• What the task requires:
Determine how many lines contain the string "ylabel" and reply with that number alone.

• Information provided:
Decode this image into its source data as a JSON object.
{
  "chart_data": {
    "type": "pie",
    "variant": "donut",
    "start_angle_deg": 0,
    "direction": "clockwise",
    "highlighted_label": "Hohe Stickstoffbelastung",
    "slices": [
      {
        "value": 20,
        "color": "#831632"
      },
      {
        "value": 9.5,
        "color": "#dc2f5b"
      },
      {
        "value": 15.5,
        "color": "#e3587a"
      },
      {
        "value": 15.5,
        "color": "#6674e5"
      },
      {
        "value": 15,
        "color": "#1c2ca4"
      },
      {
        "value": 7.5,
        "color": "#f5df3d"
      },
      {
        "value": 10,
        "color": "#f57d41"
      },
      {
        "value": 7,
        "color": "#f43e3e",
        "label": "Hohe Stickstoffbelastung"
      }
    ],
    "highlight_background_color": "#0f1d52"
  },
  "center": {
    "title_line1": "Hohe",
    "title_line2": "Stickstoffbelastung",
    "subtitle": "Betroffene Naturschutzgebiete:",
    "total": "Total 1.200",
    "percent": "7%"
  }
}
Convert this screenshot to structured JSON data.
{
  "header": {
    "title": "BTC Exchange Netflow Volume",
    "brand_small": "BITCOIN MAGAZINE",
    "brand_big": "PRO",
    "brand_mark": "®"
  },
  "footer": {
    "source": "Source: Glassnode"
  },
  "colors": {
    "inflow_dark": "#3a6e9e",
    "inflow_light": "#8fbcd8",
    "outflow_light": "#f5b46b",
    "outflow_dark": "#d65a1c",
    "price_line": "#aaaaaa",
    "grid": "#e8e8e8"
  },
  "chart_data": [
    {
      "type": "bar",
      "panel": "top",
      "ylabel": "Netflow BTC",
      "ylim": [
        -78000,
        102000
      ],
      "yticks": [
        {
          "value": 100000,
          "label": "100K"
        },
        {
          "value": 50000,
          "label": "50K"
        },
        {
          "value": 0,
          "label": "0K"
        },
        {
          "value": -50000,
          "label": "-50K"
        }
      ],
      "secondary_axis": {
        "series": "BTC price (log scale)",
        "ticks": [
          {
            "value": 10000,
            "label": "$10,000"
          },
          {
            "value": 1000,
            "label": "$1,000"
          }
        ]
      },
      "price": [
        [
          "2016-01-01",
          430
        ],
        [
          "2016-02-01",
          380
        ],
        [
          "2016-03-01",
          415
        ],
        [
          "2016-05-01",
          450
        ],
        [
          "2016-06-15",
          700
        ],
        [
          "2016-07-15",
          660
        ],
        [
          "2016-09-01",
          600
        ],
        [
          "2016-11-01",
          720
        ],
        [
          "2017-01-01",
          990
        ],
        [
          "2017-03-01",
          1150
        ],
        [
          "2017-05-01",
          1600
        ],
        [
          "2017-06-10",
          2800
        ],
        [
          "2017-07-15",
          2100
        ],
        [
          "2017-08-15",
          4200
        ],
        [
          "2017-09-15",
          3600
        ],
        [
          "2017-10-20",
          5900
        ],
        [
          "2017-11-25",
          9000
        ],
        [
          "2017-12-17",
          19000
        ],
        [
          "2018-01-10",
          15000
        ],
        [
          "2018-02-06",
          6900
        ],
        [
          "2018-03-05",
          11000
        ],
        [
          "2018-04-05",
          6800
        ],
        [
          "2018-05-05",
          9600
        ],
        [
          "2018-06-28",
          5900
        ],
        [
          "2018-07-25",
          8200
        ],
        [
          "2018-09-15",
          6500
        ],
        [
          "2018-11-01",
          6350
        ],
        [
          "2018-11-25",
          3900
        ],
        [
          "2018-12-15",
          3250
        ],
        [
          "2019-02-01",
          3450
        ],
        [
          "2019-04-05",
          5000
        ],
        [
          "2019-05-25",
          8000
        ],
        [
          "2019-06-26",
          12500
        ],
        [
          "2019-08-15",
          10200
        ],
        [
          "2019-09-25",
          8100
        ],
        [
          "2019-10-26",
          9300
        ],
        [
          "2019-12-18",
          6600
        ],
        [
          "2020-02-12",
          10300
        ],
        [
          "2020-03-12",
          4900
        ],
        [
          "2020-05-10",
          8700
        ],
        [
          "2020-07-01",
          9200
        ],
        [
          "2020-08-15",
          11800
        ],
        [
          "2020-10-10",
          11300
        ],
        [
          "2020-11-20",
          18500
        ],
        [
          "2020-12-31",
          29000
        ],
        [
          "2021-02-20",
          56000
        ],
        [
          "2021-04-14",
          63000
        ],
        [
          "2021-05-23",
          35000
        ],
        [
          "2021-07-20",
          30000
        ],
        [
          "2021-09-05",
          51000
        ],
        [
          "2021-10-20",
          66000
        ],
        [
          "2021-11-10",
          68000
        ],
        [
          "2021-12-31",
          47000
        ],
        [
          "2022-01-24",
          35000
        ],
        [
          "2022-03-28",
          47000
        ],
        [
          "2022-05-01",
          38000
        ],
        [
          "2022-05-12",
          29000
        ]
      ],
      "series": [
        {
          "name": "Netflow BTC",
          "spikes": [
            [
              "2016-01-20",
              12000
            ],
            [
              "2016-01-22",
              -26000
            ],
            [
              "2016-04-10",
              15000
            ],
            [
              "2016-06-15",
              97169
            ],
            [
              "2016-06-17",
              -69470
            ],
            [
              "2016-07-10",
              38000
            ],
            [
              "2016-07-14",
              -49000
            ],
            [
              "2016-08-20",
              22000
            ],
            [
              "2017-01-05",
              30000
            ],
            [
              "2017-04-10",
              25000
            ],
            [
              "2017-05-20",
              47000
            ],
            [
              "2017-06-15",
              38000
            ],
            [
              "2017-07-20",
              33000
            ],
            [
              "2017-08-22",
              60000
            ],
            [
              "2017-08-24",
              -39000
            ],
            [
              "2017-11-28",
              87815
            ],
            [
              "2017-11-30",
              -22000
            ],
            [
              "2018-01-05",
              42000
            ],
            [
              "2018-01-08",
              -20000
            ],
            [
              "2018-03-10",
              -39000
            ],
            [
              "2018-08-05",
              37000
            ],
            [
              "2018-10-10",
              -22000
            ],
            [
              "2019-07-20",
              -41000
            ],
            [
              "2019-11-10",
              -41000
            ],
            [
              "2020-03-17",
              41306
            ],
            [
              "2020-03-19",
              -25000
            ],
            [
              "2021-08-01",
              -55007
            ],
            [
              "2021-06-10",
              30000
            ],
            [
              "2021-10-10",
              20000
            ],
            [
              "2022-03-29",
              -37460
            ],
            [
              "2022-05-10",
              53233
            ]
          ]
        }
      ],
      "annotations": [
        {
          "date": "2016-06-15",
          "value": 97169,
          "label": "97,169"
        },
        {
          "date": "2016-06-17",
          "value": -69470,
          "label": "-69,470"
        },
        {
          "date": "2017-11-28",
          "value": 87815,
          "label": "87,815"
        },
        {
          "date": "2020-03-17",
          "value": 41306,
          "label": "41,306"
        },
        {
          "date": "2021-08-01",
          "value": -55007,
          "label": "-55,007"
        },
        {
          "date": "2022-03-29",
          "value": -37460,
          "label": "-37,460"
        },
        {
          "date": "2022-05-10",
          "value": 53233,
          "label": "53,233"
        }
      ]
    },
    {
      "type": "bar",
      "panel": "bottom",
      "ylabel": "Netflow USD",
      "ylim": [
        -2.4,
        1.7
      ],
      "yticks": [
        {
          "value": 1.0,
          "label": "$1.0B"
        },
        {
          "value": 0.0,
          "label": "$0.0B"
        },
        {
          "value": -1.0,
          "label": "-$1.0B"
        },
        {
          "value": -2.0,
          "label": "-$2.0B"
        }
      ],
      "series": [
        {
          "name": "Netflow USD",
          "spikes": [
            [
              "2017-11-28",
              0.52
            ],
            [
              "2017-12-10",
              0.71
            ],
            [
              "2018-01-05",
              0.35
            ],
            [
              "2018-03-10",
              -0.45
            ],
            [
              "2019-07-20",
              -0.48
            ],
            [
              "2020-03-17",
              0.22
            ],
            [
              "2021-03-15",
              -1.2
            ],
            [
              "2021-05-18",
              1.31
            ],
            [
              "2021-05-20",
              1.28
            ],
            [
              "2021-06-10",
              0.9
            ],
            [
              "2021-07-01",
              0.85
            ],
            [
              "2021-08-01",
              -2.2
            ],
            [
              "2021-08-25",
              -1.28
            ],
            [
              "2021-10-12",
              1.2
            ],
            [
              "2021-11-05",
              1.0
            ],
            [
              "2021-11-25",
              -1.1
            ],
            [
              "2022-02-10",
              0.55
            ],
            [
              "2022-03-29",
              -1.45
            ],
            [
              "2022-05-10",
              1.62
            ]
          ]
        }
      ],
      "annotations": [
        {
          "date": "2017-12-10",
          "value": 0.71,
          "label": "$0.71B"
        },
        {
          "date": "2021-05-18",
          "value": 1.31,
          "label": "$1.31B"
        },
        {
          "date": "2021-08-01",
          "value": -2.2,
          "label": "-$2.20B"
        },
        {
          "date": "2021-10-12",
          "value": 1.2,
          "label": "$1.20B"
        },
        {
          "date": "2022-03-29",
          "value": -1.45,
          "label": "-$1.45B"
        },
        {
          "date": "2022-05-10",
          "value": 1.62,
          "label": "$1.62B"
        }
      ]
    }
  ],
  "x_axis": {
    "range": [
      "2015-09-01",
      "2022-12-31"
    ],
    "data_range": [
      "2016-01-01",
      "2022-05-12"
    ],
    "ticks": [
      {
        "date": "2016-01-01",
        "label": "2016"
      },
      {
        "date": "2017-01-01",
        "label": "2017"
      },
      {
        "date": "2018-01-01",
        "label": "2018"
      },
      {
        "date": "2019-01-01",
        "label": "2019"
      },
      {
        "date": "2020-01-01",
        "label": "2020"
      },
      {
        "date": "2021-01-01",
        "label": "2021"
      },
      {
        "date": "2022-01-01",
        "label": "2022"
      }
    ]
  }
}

• Answer to the problem:
2